(Lines of data)
>>

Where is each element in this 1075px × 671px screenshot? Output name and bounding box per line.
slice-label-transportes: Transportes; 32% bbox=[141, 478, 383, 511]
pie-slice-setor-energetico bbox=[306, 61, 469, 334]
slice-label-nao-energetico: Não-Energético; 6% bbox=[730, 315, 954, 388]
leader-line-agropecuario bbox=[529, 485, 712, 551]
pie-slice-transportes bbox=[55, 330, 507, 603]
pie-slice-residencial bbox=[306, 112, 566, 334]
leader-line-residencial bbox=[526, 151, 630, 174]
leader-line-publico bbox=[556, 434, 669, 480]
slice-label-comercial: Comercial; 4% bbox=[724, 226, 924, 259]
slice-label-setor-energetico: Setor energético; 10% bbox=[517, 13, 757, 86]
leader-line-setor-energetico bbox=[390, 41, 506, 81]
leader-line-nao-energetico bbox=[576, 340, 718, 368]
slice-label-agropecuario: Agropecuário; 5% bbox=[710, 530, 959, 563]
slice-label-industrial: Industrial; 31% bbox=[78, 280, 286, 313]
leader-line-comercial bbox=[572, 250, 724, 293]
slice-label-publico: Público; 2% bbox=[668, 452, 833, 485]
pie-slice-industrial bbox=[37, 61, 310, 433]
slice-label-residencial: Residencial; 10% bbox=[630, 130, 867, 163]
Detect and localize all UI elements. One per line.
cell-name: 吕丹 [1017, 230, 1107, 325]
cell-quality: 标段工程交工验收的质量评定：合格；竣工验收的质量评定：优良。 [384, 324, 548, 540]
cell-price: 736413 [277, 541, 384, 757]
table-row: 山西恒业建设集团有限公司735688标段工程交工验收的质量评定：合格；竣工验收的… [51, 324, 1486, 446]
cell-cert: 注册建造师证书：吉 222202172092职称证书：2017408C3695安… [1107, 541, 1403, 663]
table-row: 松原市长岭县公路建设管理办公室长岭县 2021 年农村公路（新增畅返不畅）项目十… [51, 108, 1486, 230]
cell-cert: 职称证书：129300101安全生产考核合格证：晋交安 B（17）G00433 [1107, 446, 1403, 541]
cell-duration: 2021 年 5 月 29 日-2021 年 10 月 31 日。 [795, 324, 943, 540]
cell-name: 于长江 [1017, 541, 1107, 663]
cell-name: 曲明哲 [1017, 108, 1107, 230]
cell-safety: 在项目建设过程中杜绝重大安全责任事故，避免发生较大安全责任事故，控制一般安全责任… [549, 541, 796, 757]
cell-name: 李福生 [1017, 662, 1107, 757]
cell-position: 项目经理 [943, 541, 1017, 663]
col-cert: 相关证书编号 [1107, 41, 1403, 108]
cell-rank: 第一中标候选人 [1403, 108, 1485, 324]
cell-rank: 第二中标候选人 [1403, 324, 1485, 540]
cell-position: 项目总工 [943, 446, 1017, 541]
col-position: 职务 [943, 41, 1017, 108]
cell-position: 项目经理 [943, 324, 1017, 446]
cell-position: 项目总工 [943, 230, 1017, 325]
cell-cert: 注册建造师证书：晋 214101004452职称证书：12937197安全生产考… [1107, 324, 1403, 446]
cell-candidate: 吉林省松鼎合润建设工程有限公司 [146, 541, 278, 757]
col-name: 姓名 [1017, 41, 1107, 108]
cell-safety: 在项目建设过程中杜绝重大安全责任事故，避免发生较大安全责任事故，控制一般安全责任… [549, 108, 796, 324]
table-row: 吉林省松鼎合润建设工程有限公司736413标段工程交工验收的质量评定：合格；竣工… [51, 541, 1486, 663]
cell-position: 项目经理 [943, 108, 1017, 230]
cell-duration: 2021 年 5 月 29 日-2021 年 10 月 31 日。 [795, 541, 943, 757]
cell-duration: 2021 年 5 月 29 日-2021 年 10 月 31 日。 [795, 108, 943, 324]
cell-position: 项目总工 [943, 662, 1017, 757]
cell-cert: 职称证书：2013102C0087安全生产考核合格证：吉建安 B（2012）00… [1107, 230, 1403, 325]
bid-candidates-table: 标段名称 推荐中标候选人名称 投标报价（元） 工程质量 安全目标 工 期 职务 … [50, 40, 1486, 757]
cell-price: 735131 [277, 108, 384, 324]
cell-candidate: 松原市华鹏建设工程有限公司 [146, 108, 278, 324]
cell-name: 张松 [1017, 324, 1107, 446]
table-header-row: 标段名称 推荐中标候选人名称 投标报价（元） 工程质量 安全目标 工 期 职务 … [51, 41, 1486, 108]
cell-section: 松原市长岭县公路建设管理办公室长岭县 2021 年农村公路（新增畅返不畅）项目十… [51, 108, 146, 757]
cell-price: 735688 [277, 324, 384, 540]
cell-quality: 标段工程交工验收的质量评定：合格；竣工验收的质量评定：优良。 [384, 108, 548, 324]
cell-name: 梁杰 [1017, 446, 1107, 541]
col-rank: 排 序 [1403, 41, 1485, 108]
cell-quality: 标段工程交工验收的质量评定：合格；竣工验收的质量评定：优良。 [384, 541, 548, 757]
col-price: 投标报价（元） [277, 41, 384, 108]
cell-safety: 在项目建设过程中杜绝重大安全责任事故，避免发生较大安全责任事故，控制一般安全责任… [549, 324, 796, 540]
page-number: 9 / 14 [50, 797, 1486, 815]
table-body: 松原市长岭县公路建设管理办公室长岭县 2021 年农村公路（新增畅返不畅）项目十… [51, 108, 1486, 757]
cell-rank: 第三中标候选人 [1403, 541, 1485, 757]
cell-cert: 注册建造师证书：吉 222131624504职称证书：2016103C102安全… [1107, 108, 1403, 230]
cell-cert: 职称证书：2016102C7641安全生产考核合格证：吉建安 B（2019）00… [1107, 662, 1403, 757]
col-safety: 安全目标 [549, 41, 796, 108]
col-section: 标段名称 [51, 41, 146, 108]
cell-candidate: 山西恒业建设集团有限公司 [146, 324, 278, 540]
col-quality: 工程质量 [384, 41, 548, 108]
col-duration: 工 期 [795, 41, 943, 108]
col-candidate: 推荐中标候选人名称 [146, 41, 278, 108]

<<

SHORT TASK -> Reproduce all of the lines above verbatim, changing nothing.

RESPONSE ->
Where is each element in this 1075px × 671px screenshot? Output name and bounding box per line.
slice-label-transportes: Transportes; 32% bbox=[141, 478, 383, 511]
pie-slice-setor-energetico bbox=[306, 61, 469, 334]
slice-label-nao-energetico: Não-Energético; 6% bbox=[730, 315, 954, 388]
leader-line-agropecuario bbox=[529, 485, 712, 551]
pie-slice-transportes bbox=[55, 330, 507, 603]
pie-slice-residencial bbox=[306, 112, 566, 334]
leader-line-residencial bbox=[526, 151, 630, 174]
leader-line-publico bbox=[556, 434, 669, 480]
slice-label-comercial: Comercial; 4% bbox=[724, 226, 924, 259]
slice-label-setor-energetico: Setor energético; 10% bbox=[517, 13, 757, 86]
leader-line-setor-energetico bbox=[390, 41, 506, 81]
leader-line-nao-energetico bbox=[576, 340, 718, 368]
slice-label-agropecuario: Agropecuário; 5% bbox=[710, 530, 959, 563]
slice-label-industrial: Industrial; 31% bbox=[78, 280, 286, 313]
leader-line-comercial bbox=[572, 250, 724, 293]
slice-label-publico: Público; 2% bbox=[668, 452, 833, 485]
pie-slice-industrial bbox=[37, 61, 310, 433]
slice-label-residencial: Residencial; 10% bbox=[630, 130, 867, 163]
Detect and localize all UI elements. One per line.
cell-name: 吕丹 [1017, 230, 1107, 325]
cell-quality: 标段工程交工验收的质量评定：合格；竣工验收的质量评定：优良。 [384, 324, 548, 540]
cell-price: 736413 [277, 541, 384, 757]
table-row: 山西恒业建设集团有限公司735688标段工程交工验收的质量评定：合格；竣工验收的… [51, 324, 1486, 446]
cell-cert: 注册建造师证书：吉 222202172092职称证书：2017408C3695安… [1107, 541, 1403, 663]
table-row: 松原市长岭县公路建设管理办公室长岭县 2021 年农村公路（新增畅返不畅）项目十… [51, 108, 1486, 230]
cell-cert: 职称证书：129300101安全生产考核合格证：晋交安 B（17）G00433 [1107, 446, 1403, 541]
cell-duration: 2021 年 5 月 29 日-2021 年 10 月 31 日。 [795, 324, 943, 540]
cell-name: 于长江 [1017, 541, 1107, 663]
cell-name: 曲明哲 [1017, 108, 1107, 230]
cell-safety: 在项目建设过程中杜绝重大安全责任事故，避免发生较大安全责任事故，控制一般安全责任… [549, 541, 796, 757]
cell-name: 李福生 [1017, 662, 1107, 757]
cell-position: 项目经理 [943, 541, 1017, 663]
col-cert: 相关证书编号 [1107, 41, 1403, 108]
cell-rank: 第一中标候选人 [1403, 108, 1485, 324]
cell-rank: 第二中标候选人 [1403, 324, 1485, 540]
cell-position: 项目总工 [943, 446, 1017, 541]
col-position: 职务 [943, 41, 1017, 108]
cell-position: 项目经理 [943, 324, 1017, 446]
cell-position: 项目总工 [943, 230, 1017, 325]
cell-cert: 注册建造师证书：晋 214101004452职称证书：12937197安全生产考… [1107, 324, 1403, 446]
cell-candidate: 吉林省松鼎合润建设工程有限公司 [146, 541, 278, 757]
col-name: 姓名 [1017, 41, 1107, 108]
cell-safety: 在项目建设过程中杜绝重大安全责任事故，避免发生较大安全责任事故，控制一般安全责任… [549, 108, 796, 324]
table-row: 吉林省松鼎合润建设工程有限公司736413标段工程交工验收的质量评定：合格；竣工… [51, 541, 1486, 663]
cell-position: 项目经理 [943, 108, 1017, 230]
cell-duration: 2021 年 5 月 29 日-2021 年 10 月 31 日。 [795, 541, 943, 757]
cell-duration: 2021 年 5 月 29 日-2021 年 10 月 31 日。 [795, 108, 943, 324]
cell-position: 项目总工 [943, 662, 1017, 757]
cell-cert: 职称证书：2013102C0087安全生产考核合格证：吉建安 B（2012）00… [1107, 230, 1403, 325]
bid-candidates-table: 标段名称 推荐中标候选人名称 投标报价（元） 工程质量 安全目标 工 期 职务 … [50, 40, 1486, 757]
cell-price: 735131 [277, 108, 384, 324]
cell-candidate: 松原市华鹏建设工程有限公司 [146, 108, 278, 324]
cell-name: 张松 [1017, 324, 1107, 446]
table-header-row: 标段名称 推荐中标候选人名称 投标报价（元） 工程质量 安全目标 工 期 职务 … [51, 41, 1486, 108]
cell-section: 松原市长岭县公路建设管理办公室长岭县 2021 年农村公路（新增畅返不畅）项目十… [51, 108, 146, 757]
cell-price: 735688 [277, 324, 384, 540]
cell-quality: 标段工程交工验收的质量评定：合格；竣工验收的质量评定：优良。 [384, 108, 548, 324]
cell-name: 梁杰 [1017, 446, 1107, 541]
col-rank: 排 序 [1403, 41, 1485, 108]
cell-quality: 标段工程交工验收的质量评定：合格；竣工验收的质量评定：优良。 [384, 541, 548, 757]
col-price: 投标报价（元） [277, 41, 384, 108]
cell-safety: 在项目建设过程中杜绝重大安全责任事故，避免发生较大安全责任事故，控制一般安全责任… [549, 324, 796, 540]
page-number: 9 / 14 [50, 797, 1486, 815]
table-body: 松原市长岭县公路建设管理办公室长岭县 2021 年农村公路（新增畅返不畅）项目十… [51, 108, 1486, 757]
cell-rank: 第三中标候选人 [1403, 541, 1485, 757]
cell-cert: 注册建造师证书：吉 222131624504职称证书：2016103C102安全… [1107, 108, 1403, 230]
cell-cert: 职称证书：2016102C7641安全生产考核合格证：吉建安 B（2019）00… [1107, 662, 1403, 757]
col-safety: 安全目标 [549, 41, 796, 108]
col-section: 标段名称 [51, 41, 146, 108]
cell-candidate: 山西恒业建设集团有限公司 [146, 324, 278, 540]
col-quality: 工程质量 [384, 41, 548, 108]
col-duration: 工 期 [795, 41, 943, 108]
col-candidate: 推荐中标候选人名称 [146, 41, 278, 108]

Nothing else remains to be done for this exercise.